Begin INFORMATION SUPPLIED
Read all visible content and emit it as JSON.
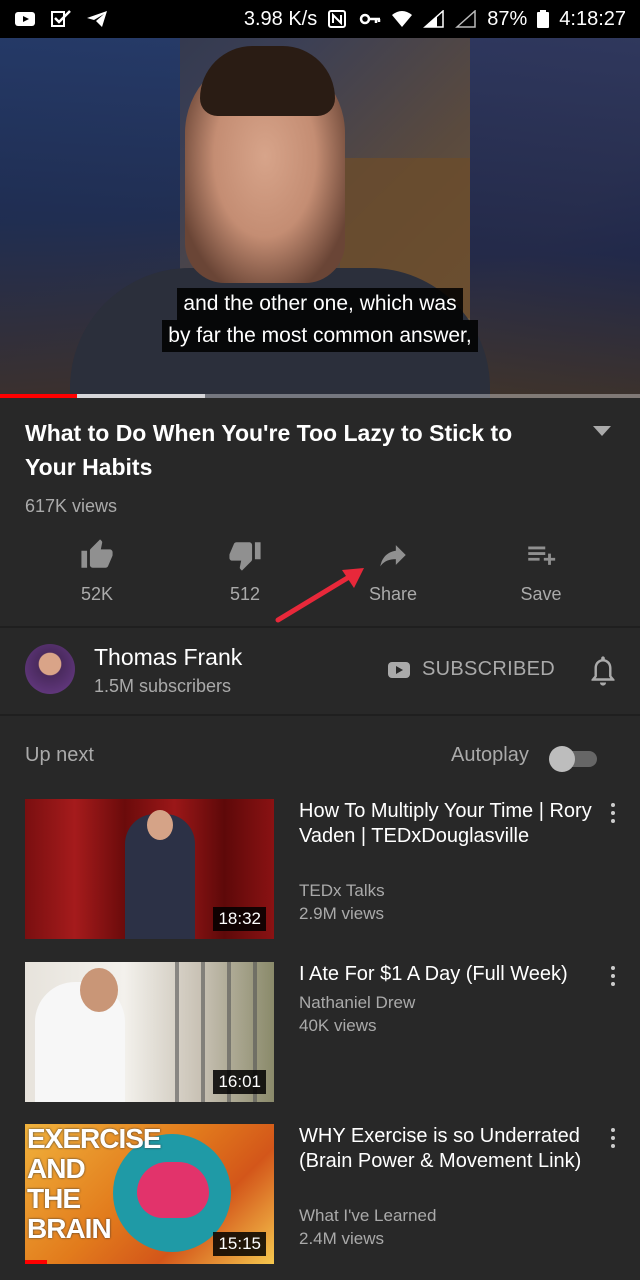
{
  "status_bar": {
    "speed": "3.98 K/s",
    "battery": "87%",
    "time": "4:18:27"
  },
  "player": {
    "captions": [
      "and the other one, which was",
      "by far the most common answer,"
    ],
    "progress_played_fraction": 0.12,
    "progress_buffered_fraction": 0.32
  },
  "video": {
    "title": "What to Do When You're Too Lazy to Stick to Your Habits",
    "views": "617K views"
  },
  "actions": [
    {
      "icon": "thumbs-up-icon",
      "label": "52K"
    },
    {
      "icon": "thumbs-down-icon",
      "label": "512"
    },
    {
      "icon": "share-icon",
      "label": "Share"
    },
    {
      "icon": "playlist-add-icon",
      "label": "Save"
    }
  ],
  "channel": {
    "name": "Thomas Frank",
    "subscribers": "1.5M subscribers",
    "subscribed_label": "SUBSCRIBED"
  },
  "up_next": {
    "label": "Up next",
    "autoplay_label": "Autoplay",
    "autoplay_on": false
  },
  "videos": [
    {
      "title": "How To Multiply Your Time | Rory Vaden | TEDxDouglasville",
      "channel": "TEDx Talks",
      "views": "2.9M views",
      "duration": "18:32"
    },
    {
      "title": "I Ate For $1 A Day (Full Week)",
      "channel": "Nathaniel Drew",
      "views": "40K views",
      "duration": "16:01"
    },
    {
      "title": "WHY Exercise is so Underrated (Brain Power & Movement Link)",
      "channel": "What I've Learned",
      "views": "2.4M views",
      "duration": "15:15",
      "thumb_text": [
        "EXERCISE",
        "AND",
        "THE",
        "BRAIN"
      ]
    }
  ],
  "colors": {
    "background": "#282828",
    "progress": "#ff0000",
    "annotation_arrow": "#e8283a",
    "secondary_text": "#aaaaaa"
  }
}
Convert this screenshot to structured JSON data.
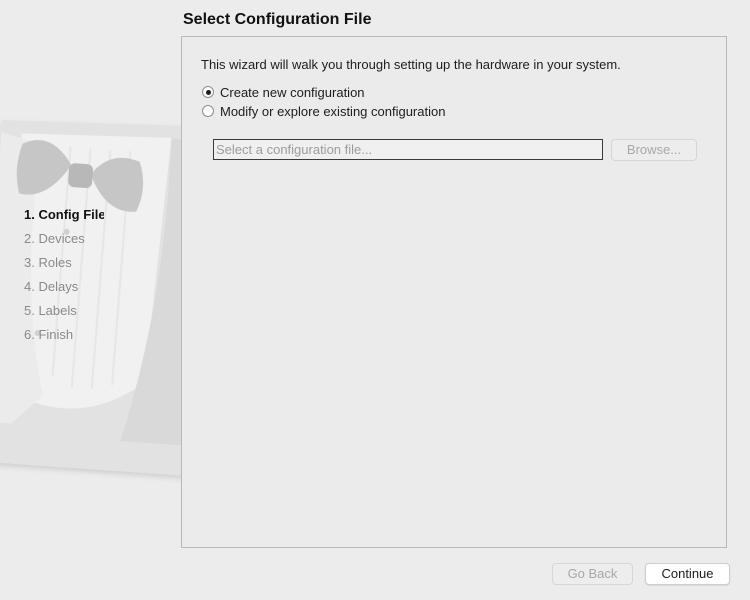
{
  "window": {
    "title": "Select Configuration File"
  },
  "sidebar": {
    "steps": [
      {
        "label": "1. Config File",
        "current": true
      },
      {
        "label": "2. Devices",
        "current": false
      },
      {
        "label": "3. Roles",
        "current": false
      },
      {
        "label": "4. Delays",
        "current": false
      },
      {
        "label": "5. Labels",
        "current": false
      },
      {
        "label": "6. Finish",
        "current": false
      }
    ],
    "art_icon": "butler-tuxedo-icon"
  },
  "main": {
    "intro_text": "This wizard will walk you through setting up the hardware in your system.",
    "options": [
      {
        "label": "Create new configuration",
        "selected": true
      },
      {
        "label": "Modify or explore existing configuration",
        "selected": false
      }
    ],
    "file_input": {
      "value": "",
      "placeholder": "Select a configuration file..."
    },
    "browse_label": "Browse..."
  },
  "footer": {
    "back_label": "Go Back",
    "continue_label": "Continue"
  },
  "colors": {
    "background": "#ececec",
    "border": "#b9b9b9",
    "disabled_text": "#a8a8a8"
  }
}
End INFORMATION SUPPLIED
## TASK OBJECTIVE:
All of the records above must be copied exactly, except for the pictures.

## ANSWER TO THE TASK:
Read all visible content and emit it as JSON.
{
  "status_bar": {
    "speed": "3.98 K/s",
    "battery": "87%",
    "time": "4:18:27"
  },
  "player": {
    "captions": [
      "and the other one, which was",
      "by far the most common answer,"
    ],
    "progress_played_fraction": 0.12,
    "progress_buffered_fraction": 0.32
  },
  "video": {
    "title": "What to Do When You're Too Lazy to Stick to Your Habits",
    "views": "617K views"
  },
  "actions": [
    {
      "icon": "thumbs-up-icon",
      "label": "52K"
    },
    {
      "icon": "thumbs-down-icon",
      "label": "512"
    },
    {
      "icon": "share-icon",
      "label": "Share"
    },
    {
      "icon": "playlist-add-icon",
      "label": "Save"
    }
  ],
  "channel": {
    "name": "Thomas Frank",
    "subscribers": "1.5M subscribers",
    "subscribed_label": "SUBSCRIBED"
  },
  "up_next": {
    "label": "Up next",
    "autoplay_label": "Autoplay",
    "autoplay_on": false
  },
  "videos": [
    {
      "title": "How To Multiply Your Time | Rory Vaden | TEDxDouglasville",
      "channel": "TEDx Talks",
      "views": "2.9M views",
      "duration": "18:32"
    },
    {
      "title": "I Ate For $1 A Day (Full Week)",
      "channel": "Nathaniel Drew",
      "views": "40K views",
      "duration": "16:01"
    },
    {
      "title": "WHY Exercise is so Underrated (Brain Power & Movement Link)",
      "channel": "What I've Learned",
      "views": "2.4M views",
      "duration": "15:15",
      "thumb_text": [
        "EXERCISE",
        "AND",
        "THE",
        "BRAIN"
      ]
    }
  ],
  "colors": {
    "background": "#282828",
    "progress": "#ff0000",
    "annotation_arrow": "#e8283a",
    "secondary_text": "#aaaaaa"
  }
}
Convert this screenshot to structured JSON data.
{
  "window": {
    "title": "Select Configuration File"
  },
  "sidebar": {
    "steps": [
      {
        "label": "1. Config File",
        "current": true
      },
      {
        "label": "2. Devices",
        "current": false
      },
      {
        "label": "3. Roles",
        "current": false
      },
      {
        "label": "4. Delays",
        "current": false
      },
      {
        "label": "5. Labels",
        "current": false
      },
      {
        "label": "6. Finish",
        "current": false
      }
    ],
    "art_icon": "butler-tuxedo-icon"
  },
  "main": {
    "intro_text": "This wizard will walk you through setting up the hardware in your system.",
    "options": [
      {
        "label": "Create new configuration",
        "selected": true
      },
      {
        "label": "Modify or explore existing configuration",
        "selected": false
      }
    ],
    "file_input": {
      "value": "",
      "placeholder": "Select a configuration file..."
    },
    "browse_label": "Browse..."
  },
  "footer": {
    "back_label": "Go Back",
    "continue_label": "Continue"
  },
  "colors": {
    "background": "#ececec",
    "border": "#b9b9b9",
    "disabled_text": "#a8a8a8"
  }
}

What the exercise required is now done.